* START DATA LINES *
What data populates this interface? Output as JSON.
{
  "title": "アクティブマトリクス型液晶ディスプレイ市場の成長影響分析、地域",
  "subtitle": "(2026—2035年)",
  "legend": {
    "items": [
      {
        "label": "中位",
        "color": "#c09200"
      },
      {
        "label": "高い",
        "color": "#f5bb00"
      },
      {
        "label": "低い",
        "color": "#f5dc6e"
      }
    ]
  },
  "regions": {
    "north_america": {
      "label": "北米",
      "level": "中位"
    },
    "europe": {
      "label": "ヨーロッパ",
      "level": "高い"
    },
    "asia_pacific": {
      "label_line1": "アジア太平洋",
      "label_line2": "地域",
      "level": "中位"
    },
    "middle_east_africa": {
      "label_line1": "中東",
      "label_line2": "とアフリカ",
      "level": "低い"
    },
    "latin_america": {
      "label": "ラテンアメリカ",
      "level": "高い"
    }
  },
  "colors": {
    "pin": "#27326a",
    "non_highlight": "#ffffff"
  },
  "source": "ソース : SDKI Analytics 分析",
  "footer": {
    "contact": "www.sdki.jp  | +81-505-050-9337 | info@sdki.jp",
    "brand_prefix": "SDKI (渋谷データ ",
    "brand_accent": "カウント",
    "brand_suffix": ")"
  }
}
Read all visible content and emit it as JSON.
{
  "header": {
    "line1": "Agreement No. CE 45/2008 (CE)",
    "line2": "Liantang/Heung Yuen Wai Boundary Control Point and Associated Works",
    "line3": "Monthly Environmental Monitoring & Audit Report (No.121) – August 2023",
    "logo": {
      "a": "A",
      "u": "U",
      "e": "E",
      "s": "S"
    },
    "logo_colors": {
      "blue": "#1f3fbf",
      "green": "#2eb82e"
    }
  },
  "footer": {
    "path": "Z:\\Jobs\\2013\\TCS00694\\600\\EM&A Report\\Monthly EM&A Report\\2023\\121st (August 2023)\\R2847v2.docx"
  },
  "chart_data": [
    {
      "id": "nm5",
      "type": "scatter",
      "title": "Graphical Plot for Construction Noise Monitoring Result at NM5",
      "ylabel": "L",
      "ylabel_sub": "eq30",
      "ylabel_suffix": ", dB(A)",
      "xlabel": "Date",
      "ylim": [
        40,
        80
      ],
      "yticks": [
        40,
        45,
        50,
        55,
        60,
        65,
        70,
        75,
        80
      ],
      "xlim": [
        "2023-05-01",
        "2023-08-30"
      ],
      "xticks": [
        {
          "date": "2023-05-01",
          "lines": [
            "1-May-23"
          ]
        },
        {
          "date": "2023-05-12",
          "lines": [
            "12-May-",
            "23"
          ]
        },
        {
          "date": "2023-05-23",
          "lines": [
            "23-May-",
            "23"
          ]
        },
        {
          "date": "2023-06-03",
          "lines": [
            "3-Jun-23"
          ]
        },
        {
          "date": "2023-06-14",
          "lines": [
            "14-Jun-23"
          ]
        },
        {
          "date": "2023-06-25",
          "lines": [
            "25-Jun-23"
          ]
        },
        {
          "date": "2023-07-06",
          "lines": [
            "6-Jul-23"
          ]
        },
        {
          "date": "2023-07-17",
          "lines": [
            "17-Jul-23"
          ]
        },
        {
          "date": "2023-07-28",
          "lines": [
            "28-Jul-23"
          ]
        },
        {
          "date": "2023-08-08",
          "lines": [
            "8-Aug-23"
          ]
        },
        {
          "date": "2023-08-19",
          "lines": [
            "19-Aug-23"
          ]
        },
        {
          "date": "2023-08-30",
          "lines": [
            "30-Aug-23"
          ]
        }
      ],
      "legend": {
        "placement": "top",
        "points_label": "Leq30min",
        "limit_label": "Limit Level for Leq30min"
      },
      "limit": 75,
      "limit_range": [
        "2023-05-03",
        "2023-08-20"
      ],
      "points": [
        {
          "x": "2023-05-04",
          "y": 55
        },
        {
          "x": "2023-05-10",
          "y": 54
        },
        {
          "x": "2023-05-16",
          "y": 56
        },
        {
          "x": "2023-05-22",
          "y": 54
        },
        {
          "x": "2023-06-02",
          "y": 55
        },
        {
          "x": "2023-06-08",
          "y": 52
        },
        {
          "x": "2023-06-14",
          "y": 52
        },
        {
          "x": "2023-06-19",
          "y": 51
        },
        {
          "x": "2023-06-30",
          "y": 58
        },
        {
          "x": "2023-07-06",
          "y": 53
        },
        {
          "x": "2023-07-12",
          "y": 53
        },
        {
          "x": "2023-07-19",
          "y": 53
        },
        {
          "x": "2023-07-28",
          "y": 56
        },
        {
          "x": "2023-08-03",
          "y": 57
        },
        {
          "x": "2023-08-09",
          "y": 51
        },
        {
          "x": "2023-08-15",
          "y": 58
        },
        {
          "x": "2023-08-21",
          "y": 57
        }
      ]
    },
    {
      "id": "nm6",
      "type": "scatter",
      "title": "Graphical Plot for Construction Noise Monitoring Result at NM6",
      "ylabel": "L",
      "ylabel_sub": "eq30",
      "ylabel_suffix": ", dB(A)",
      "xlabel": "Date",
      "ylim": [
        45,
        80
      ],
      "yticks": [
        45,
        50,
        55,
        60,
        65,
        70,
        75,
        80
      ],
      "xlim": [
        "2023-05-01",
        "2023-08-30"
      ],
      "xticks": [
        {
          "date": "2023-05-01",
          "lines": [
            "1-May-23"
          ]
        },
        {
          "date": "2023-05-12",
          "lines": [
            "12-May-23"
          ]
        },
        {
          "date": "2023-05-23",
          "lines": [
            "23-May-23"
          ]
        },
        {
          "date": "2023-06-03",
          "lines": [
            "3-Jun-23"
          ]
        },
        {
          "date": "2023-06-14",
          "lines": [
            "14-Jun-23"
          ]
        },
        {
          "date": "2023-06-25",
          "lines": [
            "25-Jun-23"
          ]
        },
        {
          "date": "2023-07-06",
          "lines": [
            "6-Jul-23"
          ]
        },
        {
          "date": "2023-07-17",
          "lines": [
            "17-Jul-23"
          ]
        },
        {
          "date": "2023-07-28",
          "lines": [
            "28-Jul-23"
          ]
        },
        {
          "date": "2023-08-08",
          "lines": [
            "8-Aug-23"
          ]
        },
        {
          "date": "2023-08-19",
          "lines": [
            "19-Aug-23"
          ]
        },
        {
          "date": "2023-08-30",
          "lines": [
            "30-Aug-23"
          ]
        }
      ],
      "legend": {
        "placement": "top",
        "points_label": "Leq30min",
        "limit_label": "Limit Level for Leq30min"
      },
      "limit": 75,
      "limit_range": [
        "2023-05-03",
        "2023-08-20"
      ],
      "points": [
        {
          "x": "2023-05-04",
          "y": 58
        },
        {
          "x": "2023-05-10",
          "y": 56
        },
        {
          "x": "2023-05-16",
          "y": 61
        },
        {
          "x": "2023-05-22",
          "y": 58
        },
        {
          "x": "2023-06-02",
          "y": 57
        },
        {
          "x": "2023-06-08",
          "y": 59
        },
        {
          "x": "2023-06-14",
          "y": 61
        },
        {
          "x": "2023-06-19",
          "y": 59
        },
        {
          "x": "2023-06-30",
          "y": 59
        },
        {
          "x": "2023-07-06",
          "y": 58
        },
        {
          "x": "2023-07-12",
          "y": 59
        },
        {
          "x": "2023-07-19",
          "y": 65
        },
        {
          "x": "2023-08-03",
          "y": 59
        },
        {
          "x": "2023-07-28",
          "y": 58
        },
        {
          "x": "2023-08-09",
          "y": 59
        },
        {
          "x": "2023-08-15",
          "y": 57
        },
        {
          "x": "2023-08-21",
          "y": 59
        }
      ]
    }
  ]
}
* END DATA LINES *
TASK DIRECTIONS: Would you write down every record again, exactly?

THE SOLUTION:
What data populates this interface? Output as JSON.
{
  "title": "アクティブマトリクス型液晶ディスプレイ市場の成長影響分析、地域",
  "subtitle": "(2026—2035年)",
  "legend": {
    "items": [
      {
        "label": "中位",
        "color": "#c09200"
      },
      {
        "label": "高い",
        "color": "#f5bb00"
      },
      {
        "label": "低い",
        "color": "#f5dc6e"
      }
    ]
  },
  "regions": {
    "north_america": {
      "label": "北米",
      "level": "中位"
    },
    "europe": {
      "label": "ヨーロッパ",
      "level": "高い"
    },
    "asia_pacific": {
      "label_line1": "アジア太平洋",
      "label_line2": "地域",
      "level": "中位"
    },
    "middle_east_africa": {
      "label_line1": "中東",
      "label_line2": "とアフリカ",
      "level": "低い"
    },
    "latin_america": {
      "label": "ラテンアメリカ",
      "level": "高い"
    }
  },
  "colors": {
    "pin": "#27326a",
    "non_highlight": "#ffffff"
  },
  "source": "ソース : SDKI Analytics 分析",
  "footer": {
    "contact": "www.sdki.jp  | +81-505-050-9337 | info@sdki.jp",
    "brand_prefix": "SDKI (渋谷データ ",
    "brand_accent": "カウント",
    "brand_suffix": ")"
  }
}
Read all visible content and emit it as JSON.
{
  "header": {
    "line1": "Agreement No. CE 45/2008 (CE)",
    "line2": "Liantang/Heung Yuen Wai Boundary Control Point and Associated Works",
    "line3": "Monthly Environmental Monitoring & Audit Report (No.121) – August 2023",
    "logo": {
      "a": "A",
      "u": "U",
      "e": "E",
      "s": "S"
    },
    "logo_colors": {
      "blue": "#1f3fbf",
      "green": "#2eb82e"
    }
  },
  "footer": {
    "path": "Z:\\Jobs\\2013\\TCS00694\\600\\EM&A Report\\Monthly EM&A Report\\2023\\121st (August 2023)\\R2847v2.docx"
  },
  "chart_data": [
    {
      "id": "nm5",
      "type": "scatter",
      "title": "Graphical Plot for Construction Noise Monitoring Result at NM5",
      "ylabel": "L",
      "ylabel_sub": "eq30",
      "ylabel_suffix": ", dB(A)",
      "xlabel": "Date",
      "ylim": [
        40,
        80
      ],
      "yticks": [
        40,
        45,
        50,
        55,
        60,
        65,
        70,
        75,
        80
      ],
      "xlim": [
        "2023-05-01",
        "2023-08-30"
      ],
      "xticks": [
        {
          "date": "2023-05-01",
          "lines": [
            "1-May-23"
          ]
        },
        {
          "date": "2023-05-12",
          "lines": [
            "12-May-",
            "23"
          ]
        },
        {
          "date": "2023-05-23",
          "lines": [
            "23-May-",
            "23"
          ]
        },
        {
          "date": "2023-06-03",
          "lines": [
            "3-Jun-23"
          ]
        },
        {
          "date": "2023-06-14",
          "lines": [
            "14-Jun-23"
          ]
        },
        {
          "date": "2023-06-25",
          "lines": [
            "25-Jun-23"
          ]
        },
        {
          "date": "2023-07-06",
          "lines": [
            "6-Jul-23"
          ]
        },
        {
          "date": "2023-07-17",
          "lines": [
            "17-Jul-23"
          ]
        },
        {
          "date": "2023-07-28",
          "lines": [
            "28-Jul-23"
          ]
        },
        {
          "date": "2023-08-08",
          "lines": [
            "8-Aug-23"
          ]
        },
        {
          "date": "2023-08-19",
          "lines": [
            "19-Aug-23"
          ]
        },
        {
          "date": "2023-08-30",
          "lines": [
            "30-Aug-23"
          ]
        }
      ],
      "legend": {
        "placement": "top",
        "points_label": "Leq30min",
        "limit_label": "Limit Level for Leq30min"
      },
      "limit": 75,
      "limit_range": [
        "2023-05-03",
        "2023-08-20"
      ],
      "points": [
        {
          "x": "2023-05-04",
          "y": 55
        },
        {
          "x": "2023-05-10",
          "y": 54
        },
        {
          "x": "2023-05-16",
          "y": 56
        },
        {
          "x": "2023-05-22",
          "y": 54
        },
        {
          "x": "2023-06-02",
          "y": 55
        },
        {
          "x": "2023-06-08",
          "y": 52
        },
        {
          "x": "2023-06-14",
          "y": 52
        },
        {
          "x": "2023-06-19",
          "y": 51
        },
        {
          "x": "2023-06-30",
          "y": 58
        },
        {
          "x": "2023-07-06",
          "y": 53
        },
        {
          "x": "2023-07-12",
          "y": 53
        },
        {
          "x": "2023-07-19",
          "y": 53
        },
        {
          "x": "2023-07-28",
          "y": 56
        },
        {
          "x": "2023-08-03",
          "y": 57
        },
        {
          "x": "2023-08-09",
          "y": 51
        },
        {
          "x": "2023-08-15",
          "y": 58
        },
        {
          "x": "2023-08-21",
          "y": 57
        }
      ]
    },
    {
      "id": "nm6",
      "type": "scatter",
      "title": "Graphical Plot for Construction Noise Monitoring Result at NM6",
      "ylabel": "L",
      "ylabel_sub": "eq30",
      "ylabel_suffix": ", dB(A)",
      "xlabel": "Date",
      "ylim": [
        45,
        80
      ],
      "yticks": [
        45,
        50,
        55,
        60,
        65,
        70,
        75,
        80
      ],
      "xlim": [
        "2023-05-01",
        "2023-08-30"
      ],
      "xticks": [
        {
          "date": "2023-05-01",
          "lines": [
            "1-May-23"
          ]
        },
        {
          "date": "2023-05-12",
          "lines": [
            "12-May-23"
          ]
        },
        {
          "date": "2023-05-23",
          "lines": [
            "23-May-23"
          ]
        },
        {
          "date": "2023-06-03",
          "lines": [
            "3-Jun-23"
          ]
        },
        {
          "date": "2023-06-14",
          "lines": [
            "14-Jun-23"
          ]
        },
        {
          "date": "2023-06-25",
          "lines": [
            "25-Jun-23"
          ]
        },
        {
          "date": "2023-07-06",
          "lines": [
            "6-Jul-23"
          ]
        },
        {
          "date": "2023-07-17",
          "lines": [
            "17-Jul-23"
          ]
        },
        {
          "date": "2023-07-28",
          "lines": [
            "28-Jul-23"
          ]
        },
        {
          "date": "2023-08-08",
          "lines": [
            "8-Aug-23"
          ]
        },
        {
          "date": "2023-08-19",
          "lines": [
            "19-Aug-23"
          ]
        },
        {
          "date": "2023-08-30",
          "lines": [
            "30-Aug-23"
          ]
        }
      ],
      "legend": {
        "placement": "top",
        "points_label": "Leq30min",
        "limit_label": "Limit Level for Leq30min"
      },
      "limit": 75,
      "limit_range": [
        "2023-05-03",
        "2023-08-20"
      ],
      "points": [
        {
          "x": "2023-05-04",
          "y": 58
        },
        {
          "x": "2023-05-10",
          "y": 56
        },
        {
          "x": "2023-05-16",
          "y": 61
        },
        {
          "x": "2023-05-22",
          "y": 58
        },
        {
          "x": "2023-06-02",
          "y": 57
        },
        {
          "x": "2023-06-08",
          "y": 59
        },
        {
          "x": "2023-06-14",
          "y": 61
        },
        {
          "x": "2023-06-19",
          "y": 59
        },
        {
          "x": "2023-06-30",
          "y": 59
        },
        {
          "x": "2023-07-06",
          "y": 58
        },
        {
          "x": "2023-07-12",
          "y": 59
        },
        {
          "x": "2023-07-19",
          "y": 65
        },
        {
          "x": "2023-08-03",
          "y": 59
        },
        {
          "x": "2023-07-28",
          "y": 58
        },
        {
          "x": "2023-08-09",
          "y": 59
        },
        {
          "x": "2023-08-15",
          "y": 57
        },
        {
          "x": "2023-08-21",
          "y": 59
        }
      ]
    }
  ]
}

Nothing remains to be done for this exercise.